▸ **TASK PROMPT**
Which lines have the string "group"? Copy all of them from the entries below.

▸ **RECORDS**
-=-=-

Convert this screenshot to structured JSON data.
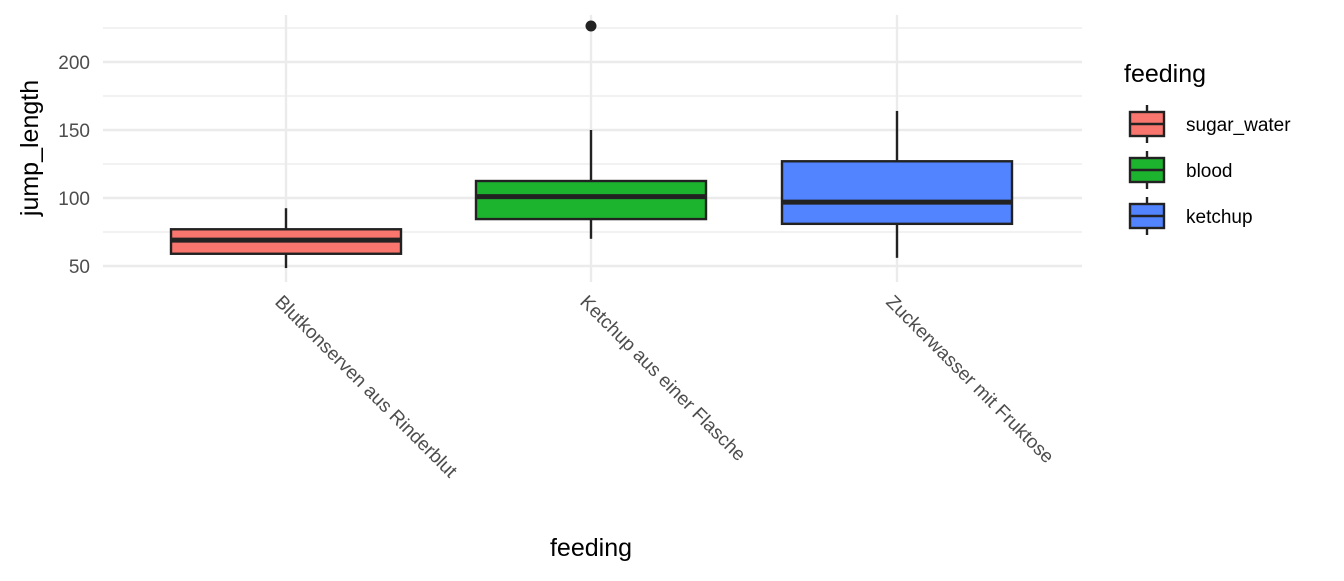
{
  "chart_data": {
    "type": "boxplot",
    "title": "",
    "xlabel": "feeding",
    "ylabel": "jump_length",
    "ylim": [
      38,
      235
    ],
    "yticks": [
      50,
      100,
      150,
      200
    ],
    "grid": true,
    "categories": [
      "Blutkonserven aus Rinderblut",
      "Ketchup aus einer Flasche",
      "Zuckerwasser mit Fruktose"
    ],
    "boxes": [
      {
        "category": "Blutkonserven aus Rinderblut",
        "group": "sugar_water",
        "min": 48.5,
        "q1": 59,
        "median": 69,
        "q3": 77,
        "max": 92.5,
        "outliers": []
      },
      {
        "category": "Ketchup aus einer Flasche",
        "group": "blood",
        "min": 70,
        "q1": 84.5,
        "median": 101,
        "q3": 112.5,
        "max": 150,
        "outliers": [
          226.5
        ]
      },
      {
        "category": "Zuckerwasser mit Fruktose",
        "group": "ketchup",
        "min": 56,
        "q1": 81,
        "median": 97,
        "q3": 127,
        "max": 164,
        "outliers": []
      }
    ],
    "legend": {
      "title": "feeding",
      "placement": "right",
      "entries": [
        {
          "label": "sugar_water",
          "color": "#F8766D"
        },
        {
          "label": "blood",
          "color": "#1CB32E"
        },
        {
          "label": "ketchup",
          "color": "#5284FF"
        }
      ]
    }
  }
}
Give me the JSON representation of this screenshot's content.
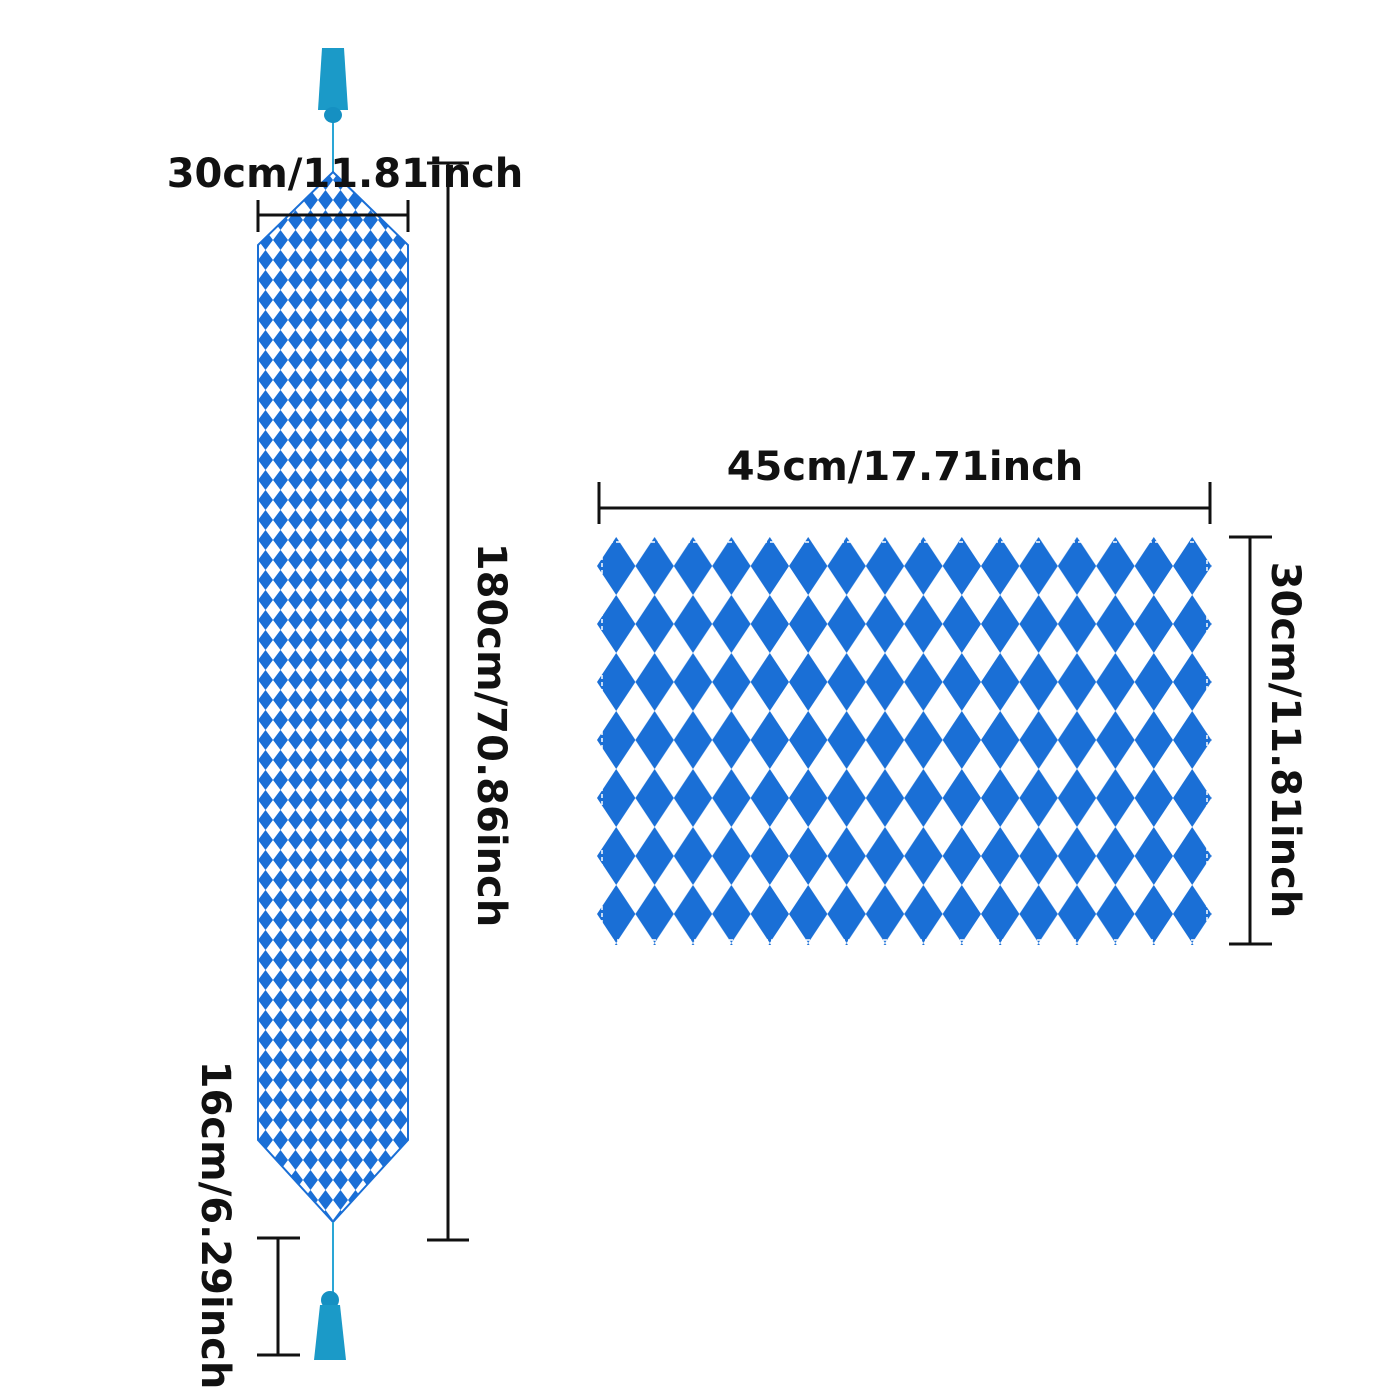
{
  "runner": {
    "width_label": "30cm/11.81inch",
    "length_label": "180cm/70.86inch",
    "tassel_label": "16cm/6.29inch"
  },
  "placemat": {
    "width_label": "45cm/17.71inch",
    "height_label": "30cm/11.81inch"
  }
}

-=-=-

▸ **WRITTEN RESPONSE**
        "group": "sugar_water",
        "group": "blood",
        "group": "ketchup",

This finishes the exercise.